● **WHAT YOU WILL DO**
Transcribe the records that follow, preserving every word.
<<<<
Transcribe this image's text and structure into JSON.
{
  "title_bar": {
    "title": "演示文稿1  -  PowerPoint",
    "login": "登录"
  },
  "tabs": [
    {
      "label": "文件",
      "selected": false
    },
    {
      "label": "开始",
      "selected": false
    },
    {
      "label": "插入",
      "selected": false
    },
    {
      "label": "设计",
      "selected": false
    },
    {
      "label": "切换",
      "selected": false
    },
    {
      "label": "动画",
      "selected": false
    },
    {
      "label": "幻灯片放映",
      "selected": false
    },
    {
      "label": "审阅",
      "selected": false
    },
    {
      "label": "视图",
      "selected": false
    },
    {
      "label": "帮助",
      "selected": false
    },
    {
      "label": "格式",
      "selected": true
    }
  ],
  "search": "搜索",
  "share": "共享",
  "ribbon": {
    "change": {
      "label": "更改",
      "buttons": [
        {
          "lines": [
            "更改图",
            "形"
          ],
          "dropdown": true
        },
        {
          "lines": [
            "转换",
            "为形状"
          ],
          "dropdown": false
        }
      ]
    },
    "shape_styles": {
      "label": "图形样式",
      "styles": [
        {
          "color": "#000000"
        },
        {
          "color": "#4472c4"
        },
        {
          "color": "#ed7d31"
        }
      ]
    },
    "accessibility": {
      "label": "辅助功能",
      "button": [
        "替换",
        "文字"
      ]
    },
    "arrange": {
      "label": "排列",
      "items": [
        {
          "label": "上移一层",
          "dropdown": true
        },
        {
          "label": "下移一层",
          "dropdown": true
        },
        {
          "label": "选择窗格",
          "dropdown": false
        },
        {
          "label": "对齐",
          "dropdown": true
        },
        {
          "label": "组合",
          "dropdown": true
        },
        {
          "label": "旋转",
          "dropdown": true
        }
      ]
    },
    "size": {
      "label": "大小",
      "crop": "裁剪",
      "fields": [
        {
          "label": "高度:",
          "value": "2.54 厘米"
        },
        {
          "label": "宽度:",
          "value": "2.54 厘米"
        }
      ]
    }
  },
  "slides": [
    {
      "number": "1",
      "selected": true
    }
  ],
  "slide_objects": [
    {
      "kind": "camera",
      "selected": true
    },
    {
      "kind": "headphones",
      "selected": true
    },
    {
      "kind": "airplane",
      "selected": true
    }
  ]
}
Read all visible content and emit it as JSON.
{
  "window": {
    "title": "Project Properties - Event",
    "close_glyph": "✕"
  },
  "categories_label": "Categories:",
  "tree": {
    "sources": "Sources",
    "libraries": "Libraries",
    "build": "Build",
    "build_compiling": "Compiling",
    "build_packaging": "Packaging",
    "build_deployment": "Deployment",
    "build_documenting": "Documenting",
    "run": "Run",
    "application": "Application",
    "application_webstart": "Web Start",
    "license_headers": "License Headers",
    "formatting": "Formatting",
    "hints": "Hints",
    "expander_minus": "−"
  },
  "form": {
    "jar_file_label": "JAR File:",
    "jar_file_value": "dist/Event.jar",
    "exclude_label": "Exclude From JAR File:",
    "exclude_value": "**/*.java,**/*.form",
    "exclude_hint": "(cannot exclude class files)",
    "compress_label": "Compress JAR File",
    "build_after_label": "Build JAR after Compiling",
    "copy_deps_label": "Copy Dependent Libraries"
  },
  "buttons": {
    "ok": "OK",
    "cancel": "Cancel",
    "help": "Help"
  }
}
>>>>
● **SOLUTION FOR THIS EXERCISE**
Transcribe this image's text and structure into JSON.
{
  "title_bar": {
    "title": "演示文稿1  -  PowerPoint",
    "login": "登录"
  },
  "tabs": [
    {
      "label": "文件",
      "selected": false
    },
    {
      "label": "开始",
      "selected": false
    },
    {
      "label": "插入",
      "selected": false
    },
    {
      "label": "设计",
      "selected": false
    },
    {
      "label": "切换",
      "selected": false
    },
    {
      "label": "动画",
      "selected": false
    },
    {
      "label": "幻灯片放映",
      "selected": false
    },
    {
      "label": "审阅",
      "selected": false
    },
    {
      "label": "视图",
      "selected": false
    },
    {
      "label": "帮助",
      "selected": false
    },
    {
      "label": "格式",
      "selected": true
    }
  ],
  "search": "搜索",
  "share": "共享",
  "ribbon": {
    "change": {
      "label": "更改",
      "buttons": [
        {
          "lines": [
            "更改图",
            "形"
          ],
          "dropdown": true
        },
        {
          "lines": [
            "转换",
            "为形状"
          ],
          "dropdown": false
        }
      ]
    },
    "shape_styles": {
      "label": "图形样式",
      "styles": [
        {
          "color": "#000000"
        },
        {
          "color": "#4472c4"
        },
        {
          "color": "#ed7d31"
        }
      ]
    },
    "accessibility": {
      "label": "辅助功能",
      "button": [
        "替换",
        "文字"
      ]
    },
    "arrange": {
      "label": "排列",
      "items": [
        {
          "label": "上移一层",
          "dropdown": true
        },
        {
          "label": "下移一层",
          "dropdown": true
        },
        {
          "label": "选择窗格",
          "dropdown": false
        },
        {
          "label": "对齐",
          "dropdown": true
        },
        {
          "label": "组合",
          "dropdown": true
        },
        {
          "label": "旋转",
          "dropdown": true
        }
      ]
    },
    "size": {
      "label": "大小",
      "crop": "裁剪",
      "fields": [
        {
          "label": "高度:",
          "value": "2.54 厘米"
        },
        {
          "label": "宽度:",
          "value": "2.54 厘米"
        }
      ]
    }
  },
  "slides": [
    {
      "number": "1",
      "selected": true
    }
  ],
  "slide_objects": [
    {
      "kind": "camera",
      "selected": true
    },
    {
      "kind": "headphones",
      "selected": true
    },
    {
      "kind": "airplane",
      "selected": true
    }
  ]
}
Read all visible content and emit it as JSON.
{
  "window": {
    "title": "Project Properties - Event",
    "close_glyph": "✕"
  },
  "categories_label": "Categories:",
  "tree": {
    "sources": "Sources",
    "libraries": "Libraries",
    "build": "Build",
    "build_compiling": "Compiling",
    "build_packaging": "Packaging",
    "build_deployment": "Deployment",
    "build_documenting": "Documenting",
    "run": "Run",
    "application": "Application",
    "application_webstart": "Web Start",
    "license_headers": "License Headers",
    "formatting": "Formatting",
    "hints": "Hints",
    "expander_minus": "−"
  },
  "form": {
    "jar_file_label": "JAR File:",
    "jar_file_value": "dist/Event.jar",
    "exclude_label": "Exclude From JAR File:",
    "exclude_value": "**/*.java,**/*.form",
    "exclude_hint": "(cannot exclude class files)",
    "compress_label": "Compress JAR File",
    "build_after_label": "Build JAR after Compiling",
    "copy_deps_label": "Copy Dependent Libraries"
  },
  "buttons": {
    "ok": "OK",
    "cancel": "Cancel",
    "help": "Help"
  }
}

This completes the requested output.